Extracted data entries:
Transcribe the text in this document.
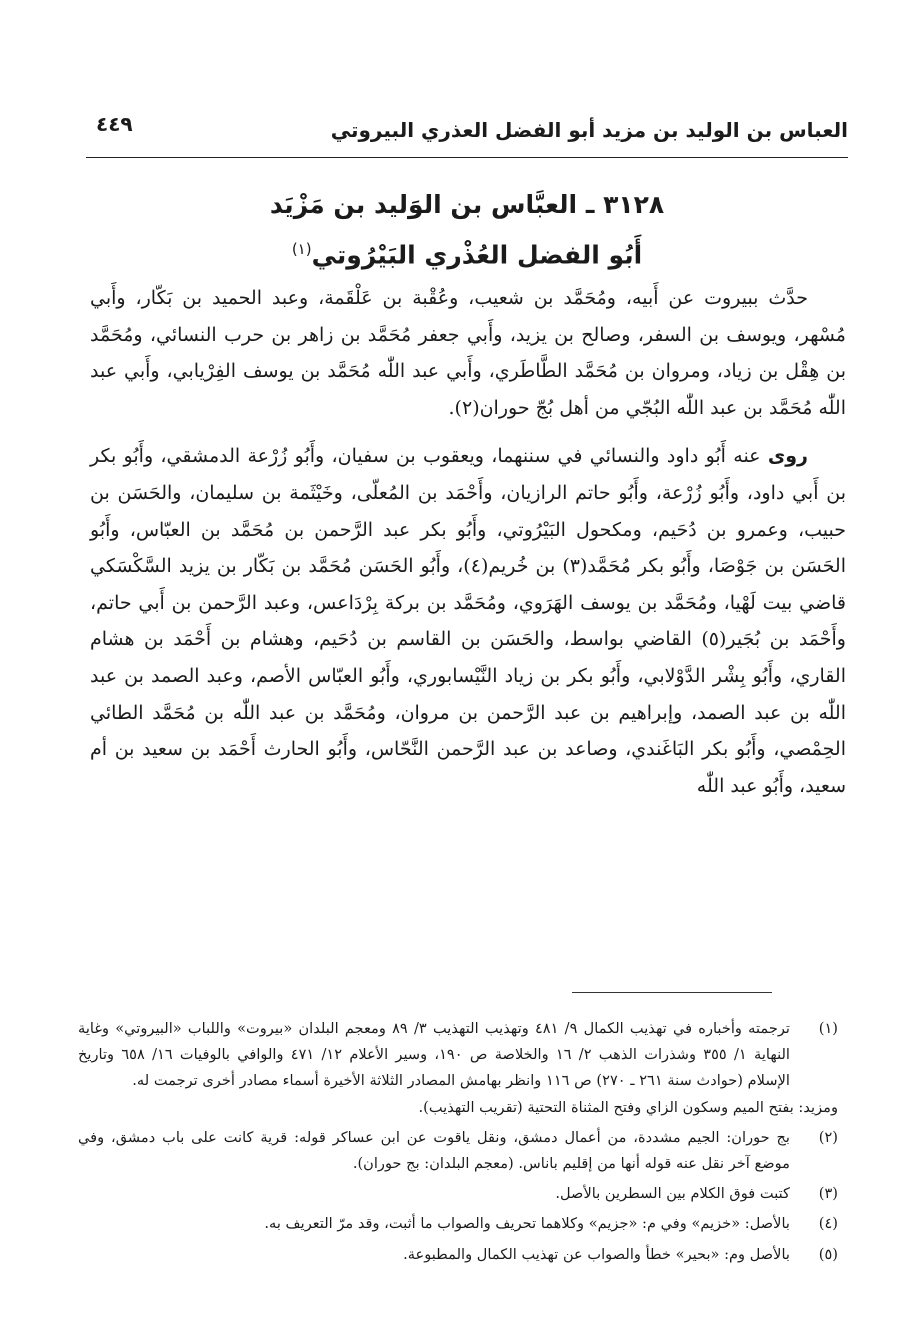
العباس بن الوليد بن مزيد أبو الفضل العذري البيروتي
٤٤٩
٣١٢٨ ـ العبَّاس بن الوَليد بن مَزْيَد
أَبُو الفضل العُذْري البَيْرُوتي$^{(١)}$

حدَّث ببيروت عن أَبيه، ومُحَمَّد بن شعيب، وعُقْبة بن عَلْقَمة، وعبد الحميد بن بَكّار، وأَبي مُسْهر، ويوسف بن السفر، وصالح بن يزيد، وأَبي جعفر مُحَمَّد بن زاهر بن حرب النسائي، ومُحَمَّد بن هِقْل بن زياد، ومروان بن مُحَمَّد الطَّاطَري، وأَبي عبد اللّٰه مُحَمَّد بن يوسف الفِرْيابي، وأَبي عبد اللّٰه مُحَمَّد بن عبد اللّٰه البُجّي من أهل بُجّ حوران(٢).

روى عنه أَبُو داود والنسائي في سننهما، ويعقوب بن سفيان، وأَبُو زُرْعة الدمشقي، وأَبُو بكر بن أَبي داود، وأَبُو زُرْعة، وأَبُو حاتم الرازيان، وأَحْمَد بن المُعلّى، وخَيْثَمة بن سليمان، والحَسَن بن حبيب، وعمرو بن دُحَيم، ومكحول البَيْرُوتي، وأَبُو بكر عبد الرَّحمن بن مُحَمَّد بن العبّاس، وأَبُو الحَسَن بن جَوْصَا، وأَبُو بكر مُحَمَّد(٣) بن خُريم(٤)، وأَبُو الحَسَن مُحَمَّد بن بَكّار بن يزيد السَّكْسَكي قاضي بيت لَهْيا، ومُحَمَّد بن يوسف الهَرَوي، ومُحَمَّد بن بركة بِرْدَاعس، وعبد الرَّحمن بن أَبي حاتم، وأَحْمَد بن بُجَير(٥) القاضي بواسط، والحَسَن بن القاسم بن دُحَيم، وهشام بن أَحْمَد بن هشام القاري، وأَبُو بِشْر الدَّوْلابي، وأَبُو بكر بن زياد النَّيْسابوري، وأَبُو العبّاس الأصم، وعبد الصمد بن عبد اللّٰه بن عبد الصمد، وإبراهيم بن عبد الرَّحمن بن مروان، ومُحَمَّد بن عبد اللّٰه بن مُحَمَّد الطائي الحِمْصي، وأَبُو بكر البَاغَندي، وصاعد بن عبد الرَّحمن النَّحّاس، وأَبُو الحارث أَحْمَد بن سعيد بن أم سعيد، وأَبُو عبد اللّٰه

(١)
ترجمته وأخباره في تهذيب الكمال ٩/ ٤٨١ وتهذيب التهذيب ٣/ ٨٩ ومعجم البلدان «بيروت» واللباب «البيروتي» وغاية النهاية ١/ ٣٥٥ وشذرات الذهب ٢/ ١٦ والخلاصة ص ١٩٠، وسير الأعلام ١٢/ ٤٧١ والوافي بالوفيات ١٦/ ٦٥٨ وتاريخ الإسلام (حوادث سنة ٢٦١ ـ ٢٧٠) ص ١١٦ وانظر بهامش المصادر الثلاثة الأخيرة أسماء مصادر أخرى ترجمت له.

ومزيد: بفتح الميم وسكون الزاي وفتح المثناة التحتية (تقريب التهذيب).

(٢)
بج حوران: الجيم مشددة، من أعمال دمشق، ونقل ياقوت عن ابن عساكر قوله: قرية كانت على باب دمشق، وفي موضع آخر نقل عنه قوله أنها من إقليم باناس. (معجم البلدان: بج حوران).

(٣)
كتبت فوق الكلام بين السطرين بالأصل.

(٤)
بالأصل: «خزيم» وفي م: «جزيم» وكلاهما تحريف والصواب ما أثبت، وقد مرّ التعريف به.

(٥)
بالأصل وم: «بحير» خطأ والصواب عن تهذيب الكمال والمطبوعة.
---
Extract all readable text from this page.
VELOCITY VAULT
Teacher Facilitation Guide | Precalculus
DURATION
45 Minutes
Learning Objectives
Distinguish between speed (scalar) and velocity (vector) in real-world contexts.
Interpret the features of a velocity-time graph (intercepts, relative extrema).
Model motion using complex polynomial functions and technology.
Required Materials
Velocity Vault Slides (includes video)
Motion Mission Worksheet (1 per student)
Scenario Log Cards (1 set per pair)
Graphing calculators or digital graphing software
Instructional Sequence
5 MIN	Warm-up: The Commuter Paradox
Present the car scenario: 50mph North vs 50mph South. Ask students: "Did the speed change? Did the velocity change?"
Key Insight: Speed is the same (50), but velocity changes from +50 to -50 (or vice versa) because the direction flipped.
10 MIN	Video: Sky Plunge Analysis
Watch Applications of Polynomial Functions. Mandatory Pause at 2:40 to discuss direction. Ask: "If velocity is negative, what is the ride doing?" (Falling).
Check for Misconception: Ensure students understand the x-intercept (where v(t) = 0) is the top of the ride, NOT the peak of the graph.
==
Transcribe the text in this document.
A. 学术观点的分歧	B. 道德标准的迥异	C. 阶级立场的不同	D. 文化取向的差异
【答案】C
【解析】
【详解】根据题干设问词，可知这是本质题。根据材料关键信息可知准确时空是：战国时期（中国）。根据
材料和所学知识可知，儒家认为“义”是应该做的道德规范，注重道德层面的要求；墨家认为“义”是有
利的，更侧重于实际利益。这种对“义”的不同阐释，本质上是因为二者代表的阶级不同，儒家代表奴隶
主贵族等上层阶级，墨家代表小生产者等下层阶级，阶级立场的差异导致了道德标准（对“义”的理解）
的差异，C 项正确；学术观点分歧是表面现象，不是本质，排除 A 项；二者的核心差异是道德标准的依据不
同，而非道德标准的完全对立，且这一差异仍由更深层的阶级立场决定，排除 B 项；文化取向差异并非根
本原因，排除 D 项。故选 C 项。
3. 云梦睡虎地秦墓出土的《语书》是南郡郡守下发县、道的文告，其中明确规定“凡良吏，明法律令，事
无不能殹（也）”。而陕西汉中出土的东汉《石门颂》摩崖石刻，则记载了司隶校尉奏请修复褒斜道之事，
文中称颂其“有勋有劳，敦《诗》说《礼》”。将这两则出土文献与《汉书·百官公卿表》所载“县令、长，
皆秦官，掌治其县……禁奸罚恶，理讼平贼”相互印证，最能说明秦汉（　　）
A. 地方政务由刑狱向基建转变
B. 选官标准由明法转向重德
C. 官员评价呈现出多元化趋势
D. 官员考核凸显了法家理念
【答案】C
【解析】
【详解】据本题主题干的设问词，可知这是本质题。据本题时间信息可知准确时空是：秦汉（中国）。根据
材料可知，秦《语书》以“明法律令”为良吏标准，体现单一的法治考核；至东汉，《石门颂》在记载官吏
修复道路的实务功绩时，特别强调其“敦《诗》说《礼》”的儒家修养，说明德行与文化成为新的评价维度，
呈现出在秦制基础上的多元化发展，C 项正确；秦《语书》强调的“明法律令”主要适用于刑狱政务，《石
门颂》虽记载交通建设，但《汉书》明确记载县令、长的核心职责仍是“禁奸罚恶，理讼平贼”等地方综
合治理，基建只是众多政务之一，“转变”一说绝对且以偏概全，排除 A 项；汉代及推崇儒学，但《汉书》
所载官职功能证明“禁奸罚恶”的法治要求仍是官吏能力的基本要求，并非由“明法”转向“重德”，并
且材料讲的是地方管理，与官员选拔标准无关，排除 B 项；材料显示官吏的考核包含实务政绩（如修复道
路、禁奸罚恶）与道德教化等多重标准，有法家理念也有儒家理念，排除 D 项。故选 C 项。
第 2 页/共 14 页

GOAL: Identify and copy lines that hold the string "التهذيب".

IN RESPONSE:
ترجمته وأخباره في تهذيب الكمال ٩/ ٤٨١ وتهذيب التهذيب ٣/ ٨٩ ومعجم البلدان «بيروت» واللباب «البيروتي» وغاية النهاية ١/ ٣٥٥ وشذرات الذهب ٢/ ١٦ والخلاصة ص ١٩٠، وسير الأعلام ١٢/ ٤٧١ والوافي بالوفيات ١٦/ ٦٥٨ وتاريخ الإسلام (حوادث سنة ٢٦١ ـ ٢٧٠) ص ١١٦ وانظر بهامش المصادر الثلاثة الأخيرة أسماء مصادر أخرى ترجمت له.
ومزيد: بفتح الميم وسكون الزاي وفتح المثناة التحتية (تقريب التهذيب).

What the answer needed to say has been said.